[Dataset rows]

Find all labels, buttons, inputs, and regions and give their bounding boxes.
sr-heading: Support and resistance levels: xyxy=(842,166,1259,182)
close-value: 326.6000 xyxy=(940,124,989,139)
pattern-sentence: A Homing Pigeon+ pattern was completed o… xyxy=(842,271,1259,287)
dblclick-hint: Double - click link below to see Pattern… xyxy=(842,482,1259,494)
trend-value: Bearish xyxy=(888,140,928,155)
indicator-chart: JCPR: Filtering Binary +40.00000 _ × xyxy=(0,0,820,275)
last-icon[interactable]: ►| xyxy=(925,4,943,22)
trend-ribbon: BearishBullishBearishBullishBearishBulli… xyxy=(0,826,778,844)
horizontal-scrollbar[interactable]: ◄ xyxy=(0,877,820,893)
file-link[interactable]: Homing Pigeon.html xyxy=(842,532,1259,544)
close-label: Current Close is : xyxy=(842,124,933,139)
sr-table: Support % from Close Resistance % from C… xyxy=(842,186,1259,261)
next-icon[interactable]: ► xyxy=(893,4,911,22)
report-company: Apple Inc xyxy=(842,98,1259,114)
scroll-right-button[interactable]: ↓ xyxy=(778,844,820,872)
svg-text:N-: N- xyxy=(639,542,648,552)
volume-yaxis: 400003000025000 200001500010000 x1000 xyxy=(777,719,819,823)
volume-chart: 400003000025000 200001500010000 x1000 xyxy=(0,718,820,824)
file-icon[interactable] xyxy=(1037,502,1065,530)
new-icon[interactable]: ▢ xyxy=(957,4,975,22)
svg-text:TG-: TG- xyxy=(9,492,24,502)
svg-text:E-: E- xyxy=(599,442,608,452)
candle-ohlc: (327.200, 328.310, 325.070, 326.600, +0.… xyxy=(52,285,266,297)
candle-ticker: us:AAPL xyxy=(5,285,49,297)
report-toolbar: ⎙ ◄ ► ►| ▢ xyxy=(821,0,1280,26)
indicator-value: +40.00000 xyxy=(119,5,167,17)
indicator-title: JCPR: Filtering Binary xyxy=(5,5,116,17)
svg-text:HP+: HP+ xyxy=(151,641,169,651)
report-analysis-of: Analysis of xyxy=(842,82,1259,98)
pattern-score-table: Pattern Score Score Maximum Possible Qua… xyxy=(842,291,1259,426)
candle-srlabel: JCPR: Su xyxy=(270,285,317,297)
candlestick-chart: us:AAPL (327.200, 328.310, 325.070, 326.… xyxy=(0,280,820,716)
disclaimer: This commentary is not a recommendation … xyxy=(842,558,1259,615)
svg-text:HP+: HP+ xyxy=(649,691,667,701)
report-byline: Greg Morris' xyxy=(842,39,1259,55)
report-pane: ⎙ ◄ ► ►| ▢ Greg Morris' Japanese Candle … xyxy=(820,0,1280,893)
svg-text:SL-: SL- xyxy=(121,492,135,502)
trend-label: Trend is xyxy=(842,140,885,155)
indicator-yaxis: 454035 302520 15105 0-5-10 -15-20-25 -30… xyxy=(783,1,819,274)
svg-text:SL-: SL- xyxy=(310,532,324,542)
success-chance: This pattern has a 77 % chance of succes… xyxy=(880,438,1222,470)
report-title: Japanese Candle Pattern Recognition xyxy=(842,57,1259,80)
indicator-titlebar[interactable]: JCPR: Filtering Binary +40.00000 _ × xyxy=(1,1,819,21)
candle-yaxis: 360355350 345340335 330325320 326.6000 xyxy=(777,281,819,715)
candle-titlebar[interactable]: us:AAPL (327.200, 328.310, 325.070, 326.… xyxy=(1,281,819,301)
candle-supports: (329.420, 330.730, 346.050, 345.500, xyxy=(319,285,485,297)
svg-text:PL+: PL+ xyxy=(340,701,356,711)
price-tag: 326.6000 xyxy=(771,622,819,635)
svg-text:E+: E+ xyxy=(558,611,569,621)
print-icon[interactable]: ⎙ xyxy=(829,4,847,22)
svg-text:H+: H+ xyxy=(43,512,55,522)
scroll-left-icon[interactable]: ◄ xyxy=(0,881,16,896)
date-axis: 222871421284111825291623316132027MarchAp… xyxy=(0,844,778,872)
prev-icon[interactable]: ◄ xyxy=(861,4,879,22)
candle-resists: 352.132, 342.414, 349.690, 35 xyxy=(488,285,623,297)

*Task objective:* Which lines in the rows above contain the string "volume"? Pull out each of them in full.

*Response to this exercise:*
volume-yaxis: 400003000025000 200001500010000 x1000 xyxy=(777,719,819,823)
volume-chart: 400003000025000 200001500010000 x1000 xyxy=(0,718,820,824)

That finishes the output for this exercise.